EXERCISE: Convert the lines from the one containing "y-tick-label: 1,30 [750, 462, 771, 474]" through the one containing "y-tick-label: 1,42 [750, 230, 771, 242]", both included, into a numbered list with blank lines omitted.
# # # # # # #
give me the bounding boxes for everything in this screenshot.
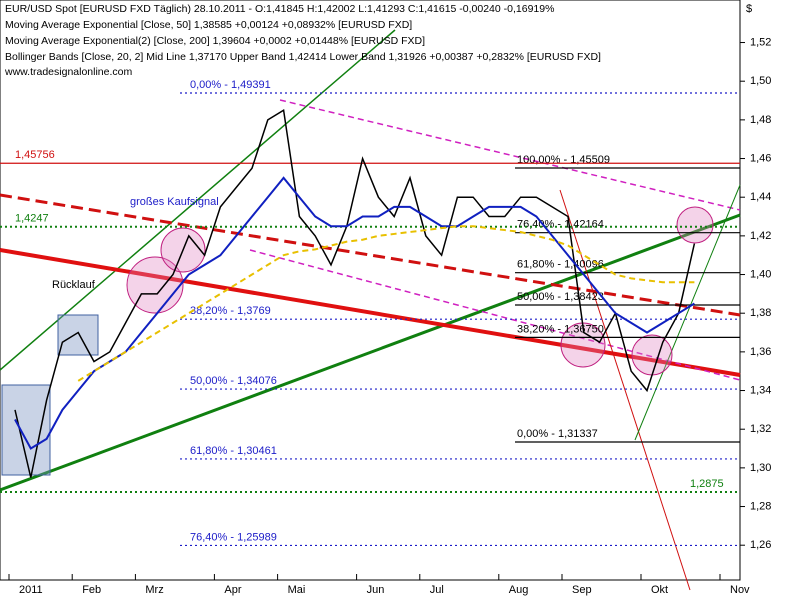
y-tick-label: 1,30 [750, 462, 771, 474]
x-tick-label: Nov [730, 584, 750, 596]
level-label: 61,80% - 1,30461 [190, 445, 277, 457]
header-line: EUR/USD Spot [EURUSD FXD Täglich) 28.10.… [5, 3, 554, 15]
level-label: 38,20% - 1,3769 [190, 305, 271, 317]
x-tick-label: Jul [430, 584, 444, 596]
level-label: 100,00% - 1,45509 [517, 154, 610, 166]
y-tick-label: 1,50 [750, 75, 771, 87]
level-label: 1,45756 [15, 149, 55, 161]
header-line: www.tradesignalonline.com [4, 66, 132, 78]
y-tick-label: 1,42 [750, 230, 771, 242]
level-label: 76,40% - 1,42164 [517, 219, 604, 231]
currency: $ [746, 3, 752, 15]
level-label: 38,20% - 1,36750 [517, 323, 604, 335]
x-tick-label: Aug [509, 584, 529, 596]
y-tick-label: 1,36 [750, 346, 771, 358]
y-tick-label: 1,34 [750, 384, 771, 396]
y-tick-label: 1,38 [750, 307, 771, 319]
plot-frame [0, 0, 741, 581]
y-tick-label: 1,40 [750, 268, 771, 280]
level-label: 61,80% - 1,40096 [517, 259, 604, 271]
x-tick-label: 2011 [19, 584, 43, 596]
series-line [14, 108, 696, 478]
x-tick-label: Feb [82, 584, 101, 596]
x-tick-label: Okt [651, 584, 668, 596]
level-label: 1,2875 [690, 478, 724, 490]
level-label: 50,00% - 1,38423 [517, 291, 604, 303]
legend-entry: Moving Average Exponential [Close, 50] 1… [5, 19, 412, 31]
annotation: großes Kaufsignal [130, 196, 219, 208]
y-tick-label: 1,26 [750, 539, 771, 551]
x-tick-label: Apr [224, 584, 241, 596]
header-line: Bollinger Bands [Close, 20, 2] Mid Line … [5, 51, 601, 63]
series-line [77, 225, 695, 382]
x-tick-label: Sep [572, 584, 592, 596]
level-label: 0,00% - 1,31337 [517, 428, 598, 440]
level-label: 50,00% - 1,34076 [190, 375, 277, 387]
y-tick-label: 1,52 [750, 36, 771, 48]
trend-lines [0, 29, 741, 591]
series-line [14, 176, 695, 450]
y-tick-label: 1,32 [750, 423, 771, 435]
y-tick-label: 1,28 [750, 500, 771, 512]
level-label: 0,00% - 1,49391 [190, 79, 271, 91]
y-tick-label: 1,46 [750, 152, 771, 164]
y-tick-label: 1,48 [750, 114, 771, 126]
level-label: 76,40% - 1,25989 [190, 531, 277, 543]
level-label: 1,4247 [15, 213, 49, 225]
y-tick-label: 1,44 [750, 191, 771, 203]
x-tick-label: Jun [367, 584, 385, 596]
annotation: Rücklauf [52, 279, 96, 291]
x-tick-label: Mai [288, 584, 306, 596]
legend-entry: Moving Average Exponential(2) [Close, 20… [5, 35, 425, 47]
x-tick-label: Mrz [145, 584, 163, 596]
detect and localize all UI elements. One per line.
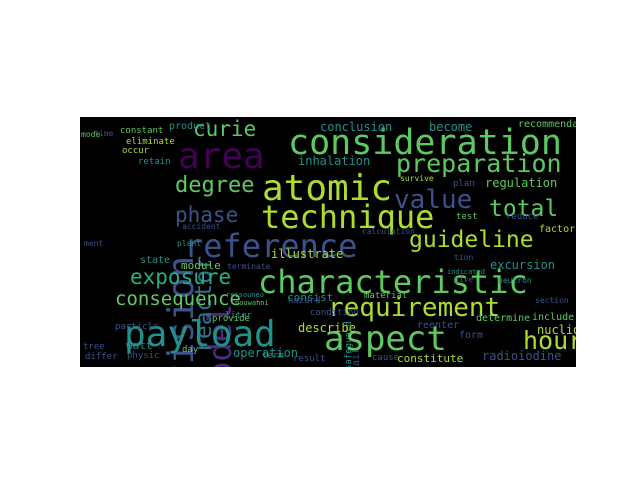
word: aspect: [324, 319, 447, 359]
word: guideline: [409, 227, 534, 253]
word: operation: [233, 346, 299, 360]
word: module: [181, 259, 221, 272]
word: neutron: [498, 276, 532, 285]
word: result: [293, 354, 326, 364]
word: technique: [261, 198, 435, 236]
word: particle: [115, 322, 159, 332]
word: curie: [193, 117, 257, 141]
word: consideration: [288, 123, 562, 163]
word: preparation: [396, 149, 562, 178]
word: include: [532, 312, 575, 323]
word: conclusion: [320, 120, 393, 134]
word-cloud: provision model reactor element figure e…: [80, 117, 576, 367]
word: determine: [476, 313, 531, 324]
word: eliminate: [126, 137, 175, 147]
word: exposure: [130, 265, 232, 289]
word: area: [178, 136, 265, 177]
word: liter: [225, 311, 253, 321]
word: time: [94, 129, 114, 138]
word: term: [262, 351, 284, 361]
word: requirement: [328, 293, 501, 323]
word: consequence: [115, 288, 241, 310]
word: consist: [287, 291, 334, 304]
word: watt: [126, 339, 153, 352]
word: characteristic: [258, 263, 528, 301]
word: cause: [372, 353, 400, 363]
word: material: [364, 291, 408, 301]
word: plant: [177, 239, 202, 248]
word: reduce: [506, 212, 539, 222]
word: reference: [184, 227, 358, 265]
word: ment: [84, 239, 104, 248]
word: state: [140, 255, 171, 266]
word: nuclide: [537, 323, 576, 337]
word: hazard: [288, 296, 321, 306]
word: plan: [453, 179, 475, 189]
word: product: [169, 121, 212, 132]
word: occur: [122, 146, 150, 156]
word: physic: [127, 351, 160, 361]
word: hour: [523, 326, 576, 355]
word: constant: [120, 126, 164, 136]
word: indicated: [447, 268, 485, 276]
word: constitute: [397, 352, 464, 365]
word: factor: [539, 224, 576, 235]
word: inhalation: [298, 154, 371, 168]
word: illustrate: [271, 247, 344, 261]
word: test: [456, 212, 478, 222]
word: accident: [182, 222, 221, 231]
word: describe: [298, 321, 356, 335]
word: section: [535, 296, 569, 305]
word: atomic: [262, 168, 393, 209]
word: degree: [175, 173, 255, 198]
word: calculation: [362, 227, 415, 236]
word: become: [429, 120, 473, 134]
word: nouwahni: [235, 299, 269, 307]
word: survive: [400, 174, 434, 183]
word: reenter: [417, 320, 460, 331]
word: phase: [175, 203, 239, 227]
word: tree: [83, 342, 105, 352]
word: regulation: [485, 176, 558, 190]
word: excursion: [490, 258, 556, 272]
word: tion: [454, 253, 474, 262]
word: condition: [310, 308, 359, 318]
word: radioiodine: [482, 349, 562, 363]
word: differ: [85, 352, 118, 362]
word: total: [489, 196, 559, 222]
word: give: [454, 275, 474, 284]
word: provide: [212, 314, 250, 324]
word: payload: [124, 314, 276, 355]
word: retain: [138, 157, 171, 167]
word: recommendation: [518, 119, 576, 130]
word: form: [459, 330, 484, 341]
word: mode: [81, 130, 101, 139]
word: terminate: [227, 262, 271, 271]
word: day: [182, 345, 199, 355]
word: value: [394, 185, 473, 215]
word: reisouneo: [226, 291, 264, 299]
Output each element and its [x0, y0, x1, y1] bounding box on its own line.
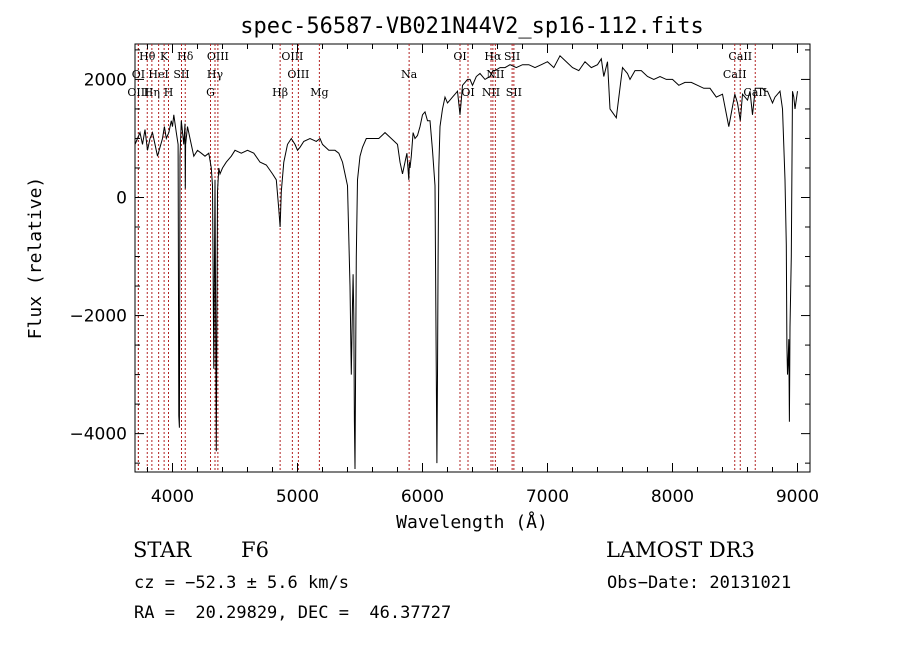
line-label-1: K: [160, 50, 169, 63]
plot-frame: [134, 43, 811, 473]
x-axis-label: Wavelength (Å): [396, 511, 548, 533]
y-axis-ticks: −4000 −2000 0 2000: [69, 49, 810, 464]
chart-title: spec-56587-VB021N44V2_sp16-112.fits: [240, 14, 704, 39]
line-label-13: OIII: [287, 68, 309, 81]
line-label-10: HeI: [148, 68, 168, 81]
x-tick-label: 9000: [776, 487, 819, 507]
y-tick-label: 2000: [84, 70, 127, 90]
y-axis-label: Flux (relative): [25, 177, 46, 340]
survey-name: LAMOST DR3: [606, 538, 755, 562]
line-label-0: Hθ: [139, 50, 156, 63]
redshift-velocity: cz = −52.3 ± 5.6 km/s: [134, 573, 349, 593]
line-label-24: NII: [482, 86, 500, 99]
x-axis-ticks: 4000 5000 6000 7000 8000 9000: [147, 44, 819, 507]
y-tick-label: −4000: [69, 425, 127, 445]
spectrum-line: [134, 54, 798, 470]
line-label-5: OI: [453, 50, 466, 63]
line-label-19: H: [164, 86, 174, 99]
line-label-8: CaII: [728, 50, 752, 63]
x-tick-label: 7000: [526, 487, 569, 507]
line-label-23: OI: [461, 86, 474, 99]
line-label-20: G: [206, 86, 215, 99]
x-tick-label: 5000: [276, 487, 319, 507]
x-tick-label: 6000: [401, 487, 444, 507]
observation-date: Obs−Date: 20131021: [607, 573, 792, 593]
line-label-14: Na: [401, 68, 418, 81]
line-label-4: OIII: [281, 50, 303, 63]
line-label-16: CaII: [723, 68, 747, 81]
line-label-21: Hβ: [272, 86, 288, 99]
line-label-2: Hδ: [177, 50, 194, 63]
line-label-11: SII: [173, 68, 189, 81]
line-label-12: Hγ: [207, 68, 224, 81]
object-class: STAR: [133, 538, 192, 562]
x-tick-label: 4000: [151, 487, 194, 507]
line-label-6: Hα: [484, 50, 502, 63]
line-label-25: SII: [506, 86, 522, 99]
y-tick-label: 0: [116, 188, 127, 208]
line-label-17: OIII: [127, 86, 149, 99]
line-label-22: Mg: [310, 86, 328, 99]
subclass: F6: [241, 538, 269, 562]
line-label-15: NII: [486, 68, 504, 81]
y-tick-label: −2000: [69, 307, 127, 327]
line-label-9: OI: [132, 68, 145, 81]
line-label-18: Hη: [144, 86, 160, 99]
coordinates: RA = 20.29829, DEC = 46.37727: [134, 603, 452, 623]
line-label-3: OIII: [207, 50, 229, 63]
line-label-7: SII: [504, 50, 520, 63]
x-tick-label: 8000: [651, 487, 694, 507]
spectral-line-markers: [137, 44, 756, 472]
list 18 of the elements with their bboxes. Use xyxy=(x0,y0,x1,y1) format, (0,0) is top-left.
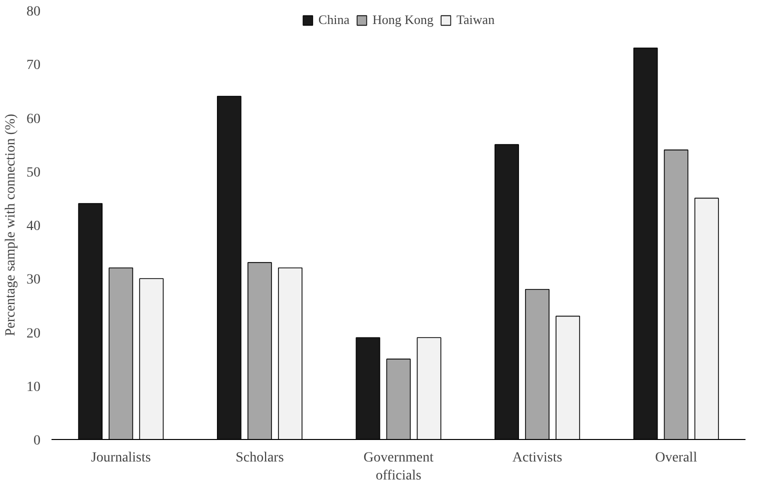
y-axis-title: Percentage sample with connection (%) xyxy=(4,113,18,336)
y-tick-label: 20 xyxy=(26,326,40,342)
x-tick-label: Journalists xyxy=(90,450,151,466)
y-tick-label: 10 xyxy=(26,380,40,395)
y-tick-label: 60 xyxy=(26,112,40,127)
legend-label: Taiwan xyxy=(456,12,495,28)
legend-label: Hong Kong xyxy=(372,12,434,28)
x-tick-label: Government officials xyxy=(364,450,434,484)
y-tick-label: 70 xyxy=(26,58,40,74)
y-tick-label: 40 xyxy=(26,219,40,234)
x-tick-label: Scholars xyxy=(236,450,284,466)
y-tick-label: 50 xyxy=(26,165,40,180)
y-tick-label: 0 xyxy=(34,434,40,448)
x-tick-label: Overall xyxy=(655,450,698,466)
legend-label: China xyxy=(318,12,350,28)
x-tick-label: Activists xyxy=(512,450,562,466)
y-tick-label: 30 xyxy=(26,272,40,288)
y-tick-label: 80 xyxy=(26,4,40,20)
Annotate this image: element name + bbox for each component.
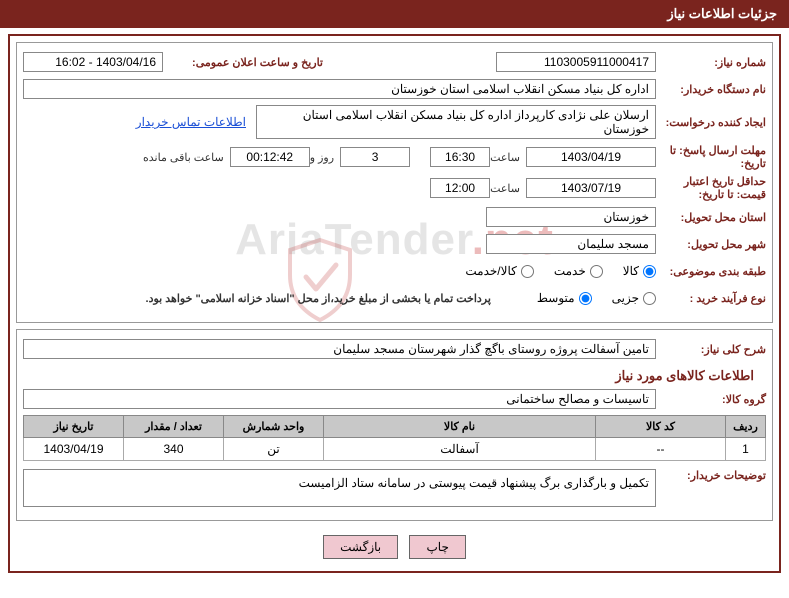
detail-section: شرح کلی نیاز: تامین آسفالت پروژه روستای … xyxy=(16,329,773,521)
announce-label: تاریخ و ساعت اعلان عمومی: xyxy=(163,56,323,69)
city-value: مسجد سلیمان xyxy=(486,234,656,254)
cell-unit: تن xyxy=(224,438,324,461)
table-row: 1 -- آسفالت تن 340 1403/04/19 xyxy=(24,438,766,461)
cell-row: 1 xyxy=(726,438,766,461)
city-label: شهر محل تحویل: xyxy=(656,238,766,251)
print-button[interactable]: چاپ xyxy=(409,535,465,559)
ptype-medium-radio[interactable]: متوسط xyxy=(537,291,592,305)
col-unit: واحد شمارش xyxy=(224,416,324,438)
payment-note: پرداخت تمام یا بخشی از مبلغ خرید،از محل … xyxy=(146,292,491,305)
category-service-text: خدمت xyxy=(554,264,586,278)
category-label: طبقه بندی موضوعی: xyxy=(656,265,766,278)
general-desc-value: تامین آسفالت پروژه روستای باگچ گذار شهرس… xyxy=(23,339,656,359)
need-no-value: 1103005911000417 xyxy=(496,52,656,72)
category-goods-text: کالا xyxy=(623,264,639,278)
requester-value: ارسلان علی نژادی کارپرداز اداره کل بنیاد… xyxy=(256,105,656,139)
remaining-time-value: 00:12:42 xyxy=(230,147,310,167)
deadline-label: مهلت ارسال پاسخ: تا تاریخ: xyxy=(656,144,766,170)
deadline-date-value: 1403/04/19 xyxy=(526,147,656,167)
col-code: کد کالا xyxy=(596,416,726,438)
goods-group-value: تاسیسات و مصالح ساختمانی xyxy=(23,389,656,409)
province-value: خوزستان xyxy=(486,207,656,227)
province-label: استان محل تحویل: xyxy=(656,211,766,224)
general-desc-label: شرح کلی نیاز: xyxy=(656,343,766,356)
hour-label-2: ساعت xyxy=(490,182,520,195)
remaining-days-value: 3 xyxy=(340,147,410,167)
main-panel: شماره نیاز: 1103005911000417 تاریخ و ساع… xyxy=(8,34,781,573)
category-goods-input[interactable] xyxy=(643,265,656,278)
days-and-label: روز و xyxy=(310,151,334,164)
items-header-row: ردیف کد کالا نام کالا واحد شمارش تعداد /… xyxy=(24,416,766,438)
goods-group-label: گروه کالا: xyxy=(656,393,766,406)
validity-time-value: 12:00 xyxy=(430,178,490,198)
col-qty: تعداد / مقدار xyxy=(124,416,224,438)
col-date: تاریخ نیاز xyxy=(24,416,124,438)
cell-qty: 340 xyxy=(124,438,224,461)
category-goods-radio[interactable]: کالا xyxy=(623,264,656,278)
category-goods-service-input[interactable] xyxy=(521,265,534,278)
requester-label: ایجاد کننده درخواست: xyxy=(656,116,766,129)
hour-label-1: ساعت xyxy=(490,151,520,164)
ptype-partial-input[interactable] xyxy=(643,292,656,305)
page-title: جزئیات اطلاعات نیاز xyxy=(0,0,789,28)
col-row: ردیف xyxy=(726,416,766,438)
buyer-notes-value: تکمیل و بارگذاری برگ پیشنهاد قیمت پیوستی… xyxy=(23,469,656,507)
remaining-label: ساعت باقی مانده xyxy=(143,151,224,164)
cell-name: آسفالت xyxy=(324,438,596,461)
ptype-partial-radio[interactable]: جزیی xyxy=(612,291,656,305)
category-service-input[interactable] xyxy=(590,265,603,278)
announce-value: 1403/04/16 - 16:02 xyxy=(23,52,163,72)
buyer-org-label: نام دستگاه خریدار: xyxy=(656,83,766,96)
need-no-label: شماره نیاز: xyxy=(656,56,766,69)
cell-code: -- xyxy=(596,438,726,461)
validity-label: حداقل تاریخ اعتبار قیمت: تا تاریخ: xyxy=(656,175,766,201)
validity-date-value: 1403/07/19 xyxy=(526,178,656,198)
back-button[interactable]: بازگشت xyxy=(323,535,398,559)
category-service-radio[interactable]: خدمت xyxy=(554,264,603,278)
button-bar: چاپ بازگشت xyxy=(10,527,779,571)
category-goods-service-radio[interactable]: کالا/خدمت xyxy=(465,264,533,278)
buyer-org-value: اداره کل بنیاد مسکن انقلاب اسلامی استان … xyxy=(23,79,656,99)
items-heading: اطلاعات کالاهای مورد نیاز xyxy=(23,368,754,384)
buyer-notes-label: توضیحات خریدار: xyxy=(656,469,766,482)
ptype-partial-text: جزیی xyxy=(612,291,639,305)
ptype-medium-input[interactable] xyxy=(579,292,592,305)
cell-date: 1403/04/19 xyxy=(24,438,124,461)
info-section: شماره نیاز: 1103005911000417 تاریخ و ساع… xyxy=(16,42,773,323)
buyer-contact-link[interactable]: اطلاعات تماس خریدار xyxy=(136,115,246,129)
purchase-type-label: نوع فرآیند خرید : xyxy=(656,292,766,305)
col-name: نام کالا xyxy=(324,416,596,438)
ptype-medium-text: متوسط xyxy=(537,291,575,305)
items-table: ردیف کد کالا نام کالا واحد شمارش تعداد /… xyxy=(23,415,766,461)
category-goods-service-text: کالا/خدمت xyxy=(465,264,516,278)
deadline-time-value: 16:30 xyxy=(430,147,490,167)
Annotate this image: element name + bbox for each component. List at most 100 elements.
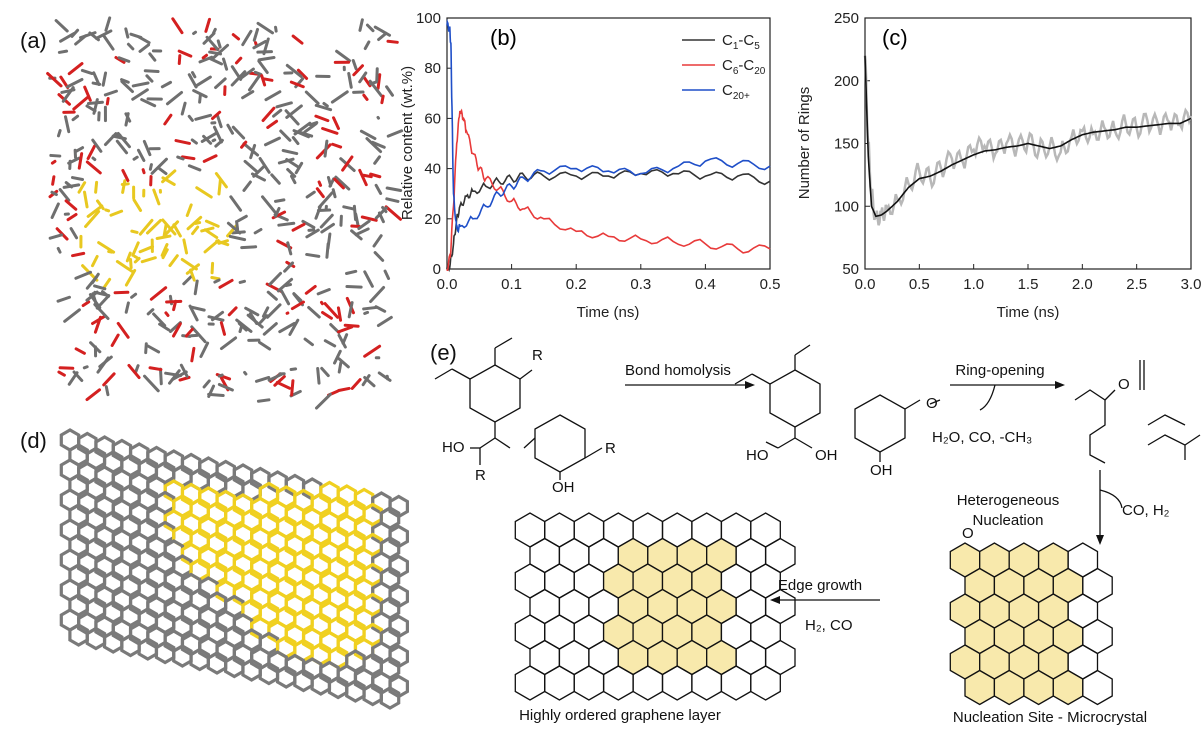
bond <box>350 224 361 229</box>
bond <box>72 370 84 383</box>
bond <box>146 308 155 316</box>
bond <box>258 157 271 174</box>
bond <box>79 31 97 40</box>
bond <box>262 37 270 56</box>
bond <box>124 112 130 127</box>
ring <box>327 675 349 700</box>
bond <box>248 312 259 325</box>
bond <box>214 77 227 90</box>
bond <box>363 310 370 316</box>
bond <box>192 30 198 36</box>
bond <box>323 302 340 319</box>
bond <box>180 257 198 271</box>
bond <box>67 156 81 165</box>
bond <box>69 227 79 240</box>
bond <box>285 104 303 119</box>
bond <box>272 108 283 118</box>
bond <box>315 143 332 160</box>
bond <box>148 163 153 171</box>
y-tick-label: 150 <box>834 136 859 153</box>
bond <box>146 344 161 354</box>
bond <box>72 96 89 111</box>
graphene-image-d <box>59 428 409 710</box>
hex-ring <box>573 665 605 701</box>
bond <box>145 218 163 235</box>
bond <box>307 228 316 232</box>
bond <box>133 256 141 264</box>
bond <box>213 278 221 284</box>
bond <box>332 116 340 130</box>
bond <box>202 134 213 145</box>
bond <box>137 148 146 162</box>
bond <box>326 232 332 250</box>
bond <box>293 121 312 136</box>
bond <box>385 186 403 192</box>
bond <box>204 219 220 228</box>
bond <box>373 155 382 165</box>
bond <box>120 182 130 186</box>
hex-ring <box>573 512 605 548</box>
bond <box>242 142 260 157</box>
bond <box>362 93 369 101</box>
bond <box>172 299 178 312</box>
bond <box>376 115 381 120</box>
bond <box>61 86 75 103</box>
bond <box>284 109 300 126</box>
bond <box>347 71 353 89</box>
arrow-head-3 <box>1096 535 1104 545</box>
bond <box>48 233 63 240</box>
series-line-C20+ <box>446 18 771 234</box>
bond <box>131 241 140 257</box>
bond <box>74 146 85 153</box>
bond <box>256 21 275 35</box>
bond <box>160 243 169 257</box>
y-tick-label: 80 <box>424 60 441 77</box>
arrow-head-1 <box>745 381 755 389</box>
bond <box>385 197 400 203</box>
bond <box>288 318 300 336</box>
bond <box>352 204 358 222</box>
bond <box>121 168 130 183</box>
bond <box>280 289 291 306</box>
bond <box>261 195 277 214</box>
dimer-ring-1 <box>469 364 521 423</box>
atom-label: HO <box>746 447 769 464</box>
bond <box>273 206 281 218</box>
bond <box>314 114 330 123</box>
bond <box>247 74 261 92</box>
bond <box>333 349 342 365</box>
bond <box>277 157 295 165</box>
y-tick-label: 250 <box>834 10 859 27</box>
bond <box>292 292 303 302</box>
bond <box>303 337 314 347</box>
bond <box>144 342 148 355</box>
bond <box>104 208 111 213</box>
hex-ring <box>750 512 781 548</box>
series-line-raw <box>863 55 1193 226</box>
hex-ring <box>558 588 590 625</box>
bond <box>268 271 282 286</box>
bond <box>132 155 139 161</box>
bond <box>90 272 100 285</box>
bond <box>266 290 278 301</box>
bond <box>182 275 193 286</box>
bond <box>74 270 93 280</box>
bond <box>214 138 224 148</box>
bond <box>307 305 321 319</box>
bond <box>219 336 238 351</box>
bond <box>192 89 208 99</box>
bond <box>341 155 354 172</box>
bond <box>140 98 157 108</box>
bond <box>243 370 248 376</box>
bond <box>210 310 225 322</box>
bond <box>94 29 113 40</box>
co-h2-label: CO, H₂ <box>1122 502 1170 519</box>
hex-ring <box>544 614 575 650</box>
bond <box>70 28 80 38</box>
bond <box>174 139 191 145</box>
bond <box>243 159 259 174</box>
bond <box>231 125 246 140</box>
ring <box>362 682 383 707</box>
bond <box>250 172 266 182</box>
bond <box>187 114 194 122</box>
# # # # # # #
WRITTEN ANSWER:
1. y-tick-label: 1,30 [750, 462, 771, 474]
2. x-tick-label: Nov [730, 584, 750, 596]
3. level-label: 61,80% - 1,30461 [190, 445, 277, 457]
4. header-line: EUR/USD Spot [EURUSD FXD Täglich) 28.10.… [5, 3, 554, 15]
5. level-label: 38,20% - 1,3769 [190, 305, 271, 317]
6. x-tick-label: Jul [430, 584, 444, 596]
7. level-label: 100,00% - 1,45509 [517, 154, 610, 166]
8. y-tick-label: 1,50 [750, 75, 771, 87]
9. level-label: 1,45756 [15, 149, 55, 161]
10. header-line: www.tradesignalonline.com [4, 66, 132, 78]
11. y-tick-label: 1,42 [750, 230, 771, 242]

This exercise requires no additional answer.